> **Aim**
Print all records exactly, leaving nothing out.
[START OF Records shown]
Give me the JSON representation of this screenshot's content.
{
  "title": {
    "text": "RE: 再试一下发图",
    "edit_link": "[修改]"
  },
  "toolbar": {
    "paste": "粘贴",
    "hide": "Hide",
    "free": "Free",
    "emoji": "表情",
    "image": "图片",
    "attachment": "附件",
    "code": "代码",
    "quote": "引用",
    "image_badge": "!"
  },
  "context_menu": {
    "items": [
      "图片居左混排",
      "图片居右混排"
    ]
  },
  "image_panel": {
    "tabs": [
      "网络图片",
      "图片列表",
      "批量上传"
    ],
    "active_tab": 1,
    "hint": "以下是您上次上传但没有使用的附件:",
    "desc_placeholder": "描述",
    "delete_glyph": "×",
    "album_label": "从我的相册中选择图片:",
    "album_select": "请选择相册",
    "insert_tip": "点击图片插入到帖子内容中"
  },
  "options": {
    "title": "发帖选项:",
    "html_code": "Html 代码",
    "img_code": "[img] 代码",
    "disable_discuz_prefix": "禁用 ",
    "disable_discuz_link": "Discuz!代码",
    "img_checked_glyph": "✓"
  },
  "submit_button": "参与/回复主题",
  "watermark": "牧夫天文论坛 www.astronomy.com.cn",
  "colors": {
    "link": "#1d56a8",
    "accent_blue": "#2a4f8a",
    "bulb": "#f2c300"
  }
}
[END OF Records shown]
> **Answer to this problem**
Give me the JSON representation of this screenshot's content.
{
  "title": {
    "text": "RE: 再试一下发图",
    "edit_link": "[修改]"
  },
  "toolbar": {
    "paste": "粘贴",
    "hide": "Hide",
    "free": "Free",
    "emoji": "表情",
    "image": "图片",
    "attachment": "附件",
    "code": "代码",
    "quote": "引用",
    "image_badge": "!"
  },
  "context_menu": {
    "items": [
      "图片居左混排",
      "图片居右混排"
    ]
  },
  "image_panel": {
    "tabs": [
      "网络图片",
      "图片列表",
      "批量上传"
    ],
    "active_tab": 1,
    "hint": "以下是您上次上传但没有使用的附件:",
    "desc_placeholder": "描述",
    "delete_glyph": "×",
    "album_label": "从我的相册中选择图片:",
    "album_select": "请选择相册",
    "insert_tip": "点击图片插入到帖子内容中"
  },
  "options": {
    "title": "发帖选项:",
    "html_code": "Html 代码",
    "img_code": "[img] 代码",
    "disable_discuz_prefix": "禁用 ",
    "disable_discuz_link": "Discuz!代码",
    "img_checked_glyph": "✓"
  },
  "submit_button": "参与/回复主题",
  "watermark": "牧夫天文论坛 www.astronomy.com.cn",
  "colors": {
    "link": "#1d56a8",
    "accent_blue": "#2a4f8a",
    "bulb": "#f2c300"
  }
}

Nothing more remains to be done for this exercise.